## START EXTRACTED DATA

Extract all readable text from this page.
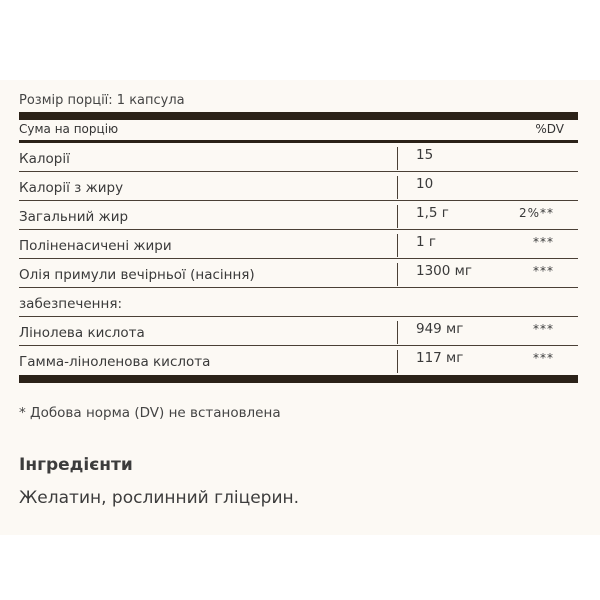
Розмір порції: 1 капсула
Сума на порцію	%DV
Калорії	15
Калорії з жиру	10
Загальний жир	1,5 г	2%**
Поліненасичені жири	1 г	***
Олія примули вечірньої (насіння)	1300 мг	***
забезпечення:
Лінолева кислота	949 мг	***
Гамма-ліноленова кислота	117 мг	***
* Добова норма (DV) не встановлена
Інгредієнти
Желатин, рослинний гліцерин.
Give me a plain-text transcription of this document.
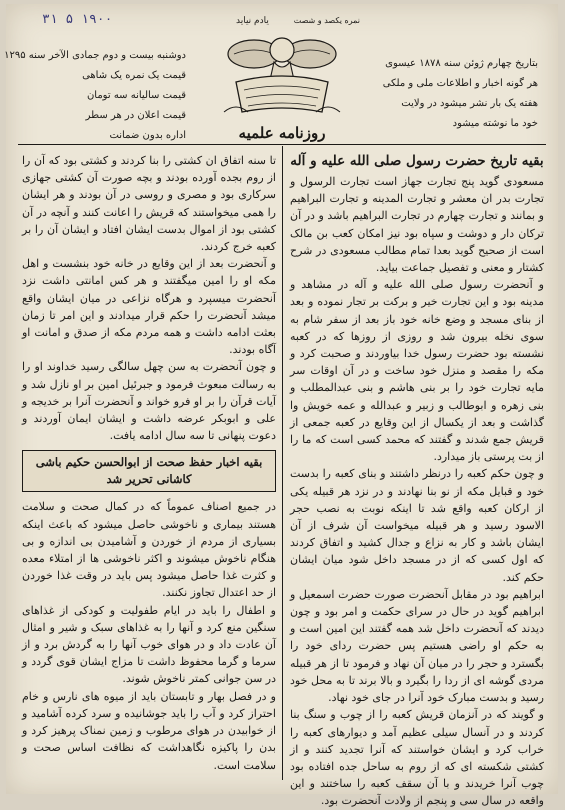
۳۱ ۵ ۱۹۰۰
بتاریخ چهارم ژوئن سنه ۱۸۷۸ عیسوی
هر گونه اخبار و اطلاعات ملی و ملکی
هفته یک بار نشر میشود در ولایت
خود ما نوشته میشود
نمره یکصد و شصت
یادم نیاید
روزنامه علمیه
دوشنبه بیست و دوم جمادی الآخر سنه ۱۲۹۵
قیمت یک نمره یک شاهی
قیمت سالیانه سه تومان
قیمت اعلان در هر سطر
اداره بدون ضمانت
بقیه تاریخ حضرت رسول صلی الله علیه و آله

مسعودی گوید پنج تجارت جهاز است تجارت الرسول و تجارت بدر ان معشر و تجارت المدینه و تجارت البراهیم و بمانند و تجارت چهارم در تجارت البراهیم باشد و در آن ترکان دار و دوشت و سپاه بود نیز امکان کعب بن مالک است از صحیح گوید بعدا تمام مطالب مسعودی در شرح کشتار و معنی و تفصیل جماعت بیاید.

و آنحضرت رسول صلی الله علیه و آله در مشاهد و مدینه بود و این تجارت خیر و برکت بر تجار نموده و بعد از بنای مسجد و وضع خانه خود باز بعد از سفر شام به سوی نخله بیرون شد و روزی از روزها که در کعبه نشسته بود حضرت رسول خدا بیاوردند و صحبت کرد و مکه را مقصد و منزل خود ساخت و در آن اوقات سر مایه تجارت خود را بر بنی هاشم و بنی عبدالمطلب و بنی زهره و ابوطالب و زبیر و عبدالله و عمه خویش وا گذاشت و بعد از یکسال از این وقایع در کعبه جمعی از قریش جمع شدند و گفتند که محمد کسی است که ما را از بت پرستی باز میدارد.

و چون حکم کعبه را درنظر داشتند و بنای کعبه را بدست خود و قبایل مکه از نو بنا نهادند و در نزد هر قبیله یکی از ارکان کعبه واقع شد تا اینکه نوبت به نصب حجر الاسود رسید و هر قبیله میخواست آن شرف از آن ایشان باشد و کار به نزاع و جدال کشید و اتفاق کردند که اول کسی که از در مسجد داخل شود میان ایشان حکم کند.

ابراهیم بود در مقابل آنحضرت صورت حضرت اسمعیل و ابراهیم گوید در حال در سرای حکمت و امر بود و چون دیدند که آنحضرت داخل شد همه گفتند این امین است و به حکم او راضی هستیم پس حضرت ردای خود را بگسترد و حجر را در میان آن نهاد و فرمود تا از هر قبیله مردی گوشه ای از ردا را بگیرد و بالا برند تا به محل خود رسید و بدست مبارک خود آنرا در جای خود نهاد.

و گویند که در آنزمان قریش کعبه را از چوب و سنگ بنا کردند و در آنسال سیلی عظیم آمد و دیوارهای کعبه را خراب کرد و ایشان خواستند که آنرا تجدید کنند و از کشتی شکسته ای که از روم به ساحل جده افتاده بود چوب آنرا خریدند و با آن سقف کعبه را ساختند و این واقعه در سال سی و پنجم از ولادت آنحضرت بود.

تا سنه اتفاق ان کشتی را بنا کردند و کشتی بود که آن را از روم بجده آورده بودند و بچه صورت آن کشتی جهازی سرکاری بود و مصری و روسی در آن بودند و هر ایشان را همی میخواستند که قریش را اعانت کنند و آنچه در آن کشتی بود از اموال بدست ایشان افتاد و ایشان آن را بر کعبه خرج کردند.

و آنحضرت بعد از این وقایع در خانه خود بنشست و اهل مکه او را امین میگفتند و هر کس امانتی داشت نزد آنحضرت میسپرد و هرگاه نزاعی در میان ایشان واقع میشد آنحضرت را حکم قرار میدادند و این امر تا زمان بعثت ادامه داشت و همه مردم مکه از صدق و امانت او آگاه بودند.

و چون آنحضرت به سن چهل سالگی رسید خداوند او را به رسالت مبعوث فرمود و جبرئیل امین بر او نازل شد و آیات قرآن را بر او فرو خواند و آنحضرت آنرا بر خدیجه و علی و ابوبکر عرضه داشت و ایشان ایمان آوردند و دعوت پنهانی تا سه سال ادامه یافت.

بقیه اخبار حفظ صحت از ابوالحسن حکیم باشی کاشانی تحریر شد

در جمیع اصناف عموماً که در کمال صحت و سلامت هستند بیماری و ناخوشی حاصل میشود که باعث اینکه بسیاری از مردم از خوردن و آشامیدن بی اندازه و بی هنگام ناخوش میشوند و اکثر ناخوشی ها از امتلاء معده و کثرت غذا حاصل میشود پس باید در وقت غذا خوردن از حد اعتدال تجاوز نکنند.

و اطفال را باید در ایام طفولیت و کودکی از غذاهای سنگین منع کرد و آنها را به غذاهای سبک و شیر و امثال آن عادت داد و در هوای خوب آنها را به گردش برد و از سرما و گرما محفوظ داشت تا مزاج ایشان قوی گردد و در سن جوانی کمتر ناخوش شوند.

و در فصل بهار و تابستان باید از میوه های نارس و خام احتراز کرد و آب را باید جوشانیده و سرد کرده آشامید و از خوابیدن در هوای مرطوب و زمین نمناک پرهیز کرد و بدن را پاکیزه نگاهداشت که نظافت اساس صحت و سلامت است.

## END EXTRACTED DATA

▶ **AIM OF THE EXERCISE**
Copy all lines from the material that hold "кислота".

▶ **THE ANSWER**
Лінолева кислота	949 мг	***
Гамма-ліноленова кислота	117 мг	***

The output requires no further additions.